▶ [What is expected] Output the part of the items that opens with the line containing "table-row[interactable]: Gold 2454072" and closes with the line containing "level-button-low[interactable]: Low bbox=[739, 78, 821, 108]" as a JSON list of strings, one string per line, with blank lines omitted.

▶ [Dataset extract]
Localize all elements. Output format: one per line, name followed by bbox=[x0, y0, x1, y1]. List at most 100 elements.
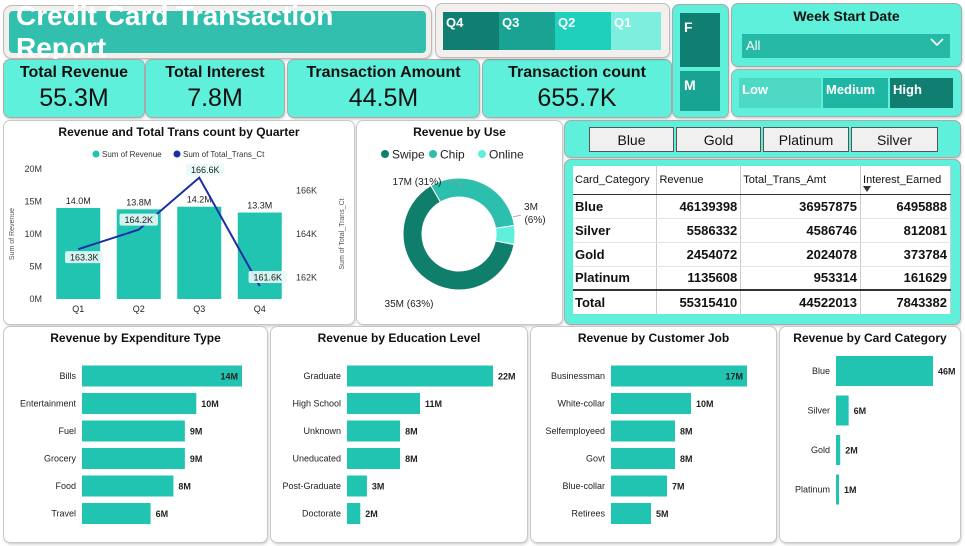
table-row[interactable]: Gold 2454072 2024078 373784 bbox=[573, 242, 951, 267]
kpi-value: 44.5M bbox=[348, 84, 419, 112]
revenue-quarter-chart: Sum of Revenue Sum of Total_Trans_Ct 0M 5M 1… bbox=[9, 150, 346, 314]
chart-title: Revenue by Expenditure Type bbox=[50, 331, 221, 345]
table-cell: 5586332 bbox=[656, 218, 742, 243]
table-cell: 44522013 bbox=[740, 289, 862, 314]
slice-label: 3M bbox=[524, 202, 538, 213]
category-button-silver[interactable]: Silver bbox=[851, 127, 938, 152]
week-dropdown[interactable]: All bbox=[742, 34, 950, 58]
kpi-transaction-count[interactable]: Transaction count 655.7K bbox=[483, 60, 671, 117]
kpi-value: 55.3M bbox=[39, 84, 109, 112]
slice-label: 17M (31%) bbox=[393, 177, 442, 188]
kpi-total-interest[interactable]: Total Interest 7.8M bbox=[146, 60, 284, 117]
table-cell: 55315410 bbox=[656, 289, 742, 314]
bar-data-label: 14M bbox=[220, 372, 238, 382]
level-button-low[interactable]: Low bbox=[739, 78, 821, 108]
report-title: Credit Card Transaction Report bbox=[9, 0, 426, 63]
level-button-high[interactable]: High bbox=[890, 78, 953, 108]
category-button-gold[interactable]: Gold bbox=[676, 127, 761, 152]
quarter-button-q3[interactable]: Q3 bbox=[499, 12, 555, 50]
kpi-label: Total Revenue bbox=[19, 64, 129, 81]
category-label: Unknown bbox=[303, 426, 341, 436]
y2-axis-title: Sum of Total_Trans_Ct bbox=[339, 198, 346, 269]
revenue-by-job-chart: Businessman 17M White-collar 10M Selfemploye… bbox=[545, 365, 747, 524]
card-category-slicer: Blue Gold Platinum Silver bbox=[565, 121, 960, 157]
table-cell: 373784 bbox=[860, 242, 951, 267]
category-label: Blue-collar bbox=[562, 481, 605, 491]
legend-label: Sum of Revenue bbox=[102, 150, 162, 159]
category-bar bbox=[347, 393, 420, 414]
category-label: Bills bbox=[59, 371, 76, 381]
table-cell: 46139398 bbox=[656, 194, 742, 219]
table-row[interactable]: Platinum 1135608 953314 161629 bbox=[573, 266, 951, 291]
line-data-label: 164.2K bbox=[124, 215, 153, 225]
category-bar bbox=[82, 503, 151, 524]
table-cell: Platinum bbox=[573, 266, 658, 291]
chart-title: Revenue by Use bbox=[413, 125, 506, 139]
quarter-button-q4[interactable]: Q4 bbox=[443, 12, 499, 50]
bar-data-label: 8M bbox=[680, 454, 693, 464]
bar-data-label: 2M bbox=[845, 446, 858, 456]
kpi-total-revenue[interactable]: Total Revenue 55.3M bbox=[4, 60, 144, 117]
category-bar bbox=[82, 448, 185, 469]
bar-data-label: 14.0M bbox=[66, 196, 91, 206]
chart-title: Revenue by Education Level bbox=[317, 331, 481, 345]
level-button-medium[interactable]: Medium bbox=[823, 78, 888, 108]
category-bar bbox=[347, 448, 401, 469]
column-header-interest[interactable]: Interest_Earned bbox=[860, 166, 951, 195]
revenue-by-card-category-chart: Blue 46M Silver 6M Gold 2M Platinum 1M bbox=[795, 356, 956, 505]
table-row[interactable]: Silver 5586332 4586746 812081 bbox=[573, 218, 951, 243]
column-header[interactable]: Total_Trans_Amt bbox=[740, 166, 862, 195]
bar-data-label: 46M bbox=[938, 367, 956, 377]
kpi-value: 7.8M bbox=[187, 84, 243, 112]
bar-data-label: 8M bbox=[178, 482, 191, 492]
slice-label: (6%) bbox=[524, 215, 545, 226]
table-cell: 36957875 bbox=[740, 194, 862, 219]
bar-data-label: 11M bbox=[425, 399, 442, 409]
week-slicer-title: Week Start Date bbox=[793, 8, 900, 24]
category-label: Selfemployeed bbox=[545, 426, 605, 436]
column-header[interactable]: Revenue bbox=[656, 166, 742, 195]
category-label: Platinum bbox=[795, 485, 830, 495]
category-label: Blue bbox=[812, 366, 830, 376]
kpi-label: Transaction Amount bbox=[306, 64, 461, 81]
y-tick-label: 0M bbox=[29, 294, 42, 304]
table-cell: Gold bbox=[573, 242, 658, 267]
y2-tick-label: 162K bbox=[296, 272, 317, 282]
category-bar bbox=[611, 393, 691, 414]
x-tick-label: Q4 bbox=[254, 304, 266, 314]
legend-label: Swipe bbox=[392, 148, 425, 162]
table-cell: 953314 bbox=[740, 266, 862, 291]
category-button-platinum[interactable]: Platinum bbox=[763, 127, 849, 152]
table-cell: 4586746 bbox=[740, 218, 862, 243]
bar-data-label: 13.3M bbox=[247, 201, 272, 211]
bar-data-label: 6M bbox=[156, 509, 169, 519]
table-total-row: Total 55315410 44522013 7843382 bbox=[573, 289, 951, 314]
gender-button-f[interactable]: F bbox=[680, 13, 720, 67]
bar-data-label: 8M bbox=[680, 427, 693, 437]
kpi-transaction-amount[interactable]: Transaction Amount 44.5M bbox=[288, 60, 479, 117]
table-row[interactable]: Blue 46139398 36957875 6495888 bbox=[573, 194, 951, 219]
category-label: Govt bbox=[586, 454, 606, 464]
category-label: Entertainment bbox=[20, 399, 77, 409]
table-cell: Blue bbox=[573, 194, 658, 219]
card-category-table-card: Card_Category Revenue Total_Trans_Amt In… bbox=[565, 160, 960, 324]
bar-data-label: 6M bbox=[854, 406, 867, 416]
donut-slice bbox=[494, 224, 516, 246]
quarter-button-q1[interactable]: Q1 bbox=[611, 12, 661, 50]
line-label-bg bbox=[186, 163, 225, 176]
category-button-blue[interactable]: Blue bbox=[589, 127, 674, 152]
category-bar bbox=[611, 365, 747, 387]
gender-button-m[interactable]: M bbox=[680, 71, 720, 111]
revenue-by-card-category-card: Revenue by Card Category Blue 46M Silver 6M… bbox=[780, 327, 960, 542]
category-label: Silver bbox=[807, 406, 830, 416]
line-data-label: 161.6K bbox=[253, 273, 282, 283]
title-banner: Credit Card Transaction Report bbox=[4, 0, 431, 63]
category-bar bbox=[611, 475, 667, 497]
category-bar bbox=[82, 365, 242, 387]
bar-data-label: 1M bbox=[844, 485, 857, 495]
bar-data-label: 22M bbox=[498, 372, 516, 382]
slice-label: 35M (63%) bbox=[385, 299, 434, 310]
column-header[interactable]: Card_Category bbox=[573, 166, 658, 195]
quarter-button-q2[interactable]: Q2 bbox=[555, 12, 611, 50]
quarter-slicer: Q4 Q3 Q2 Q1 bbox=[436, 4, 669, 57]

▶ [Exercise answer]
[
  "table-row[interactable]: Gold 2454072 2024078 373784 bbox=[573, 242, 951, 267]",
  "kpi-value: 44.5M bbox=[348, 84, 419, 112]",
  "revenue-quarter-chart: Sum of Revenue Sum of Total_Trans_Ct 0M 5M 1… bbox=[9, 150, 346, 314]",
  "chart-title: Revenue by Expenditure Type bbox=[50, 331, 221, 345]",
  "table-cell: 5586332 bbox=[656, 218, 742, 243]",
  "table-cell: 44522013 bbox=[740, 289, 862, 314]",
  "slice-label: 3M bbox=[524, 202, 538, 213]",
  "category-button-silver[interactable]: Silver bbox=[851, 127, 938, 152]",
  "week-dropdown[interactable]: All bbox=[742, 34, 950, 58]",
  "kpi-transaction-count[interactable]: Transaction count 655.7K bbox=[483, 60, 671, 117]",
  "kpi-value: 55.3M bbox=[39, 84, 109, 112]",
  "slice-label: 17M (31%) bbox=[393, 177, 442, 188]",
  "kpi-total-interest[interactable]: Total Interest 7.8M bbox=[146, 60, 284, 117]",
  "table-cell: 55315410 bbox=[656, 289, 742, 314]",
  "bar-data-label: 14M bbox=[220, 372, 238, 382]",
  "level-button-low[interactable]: Low bbox=[739, 78, 821, 108]"
]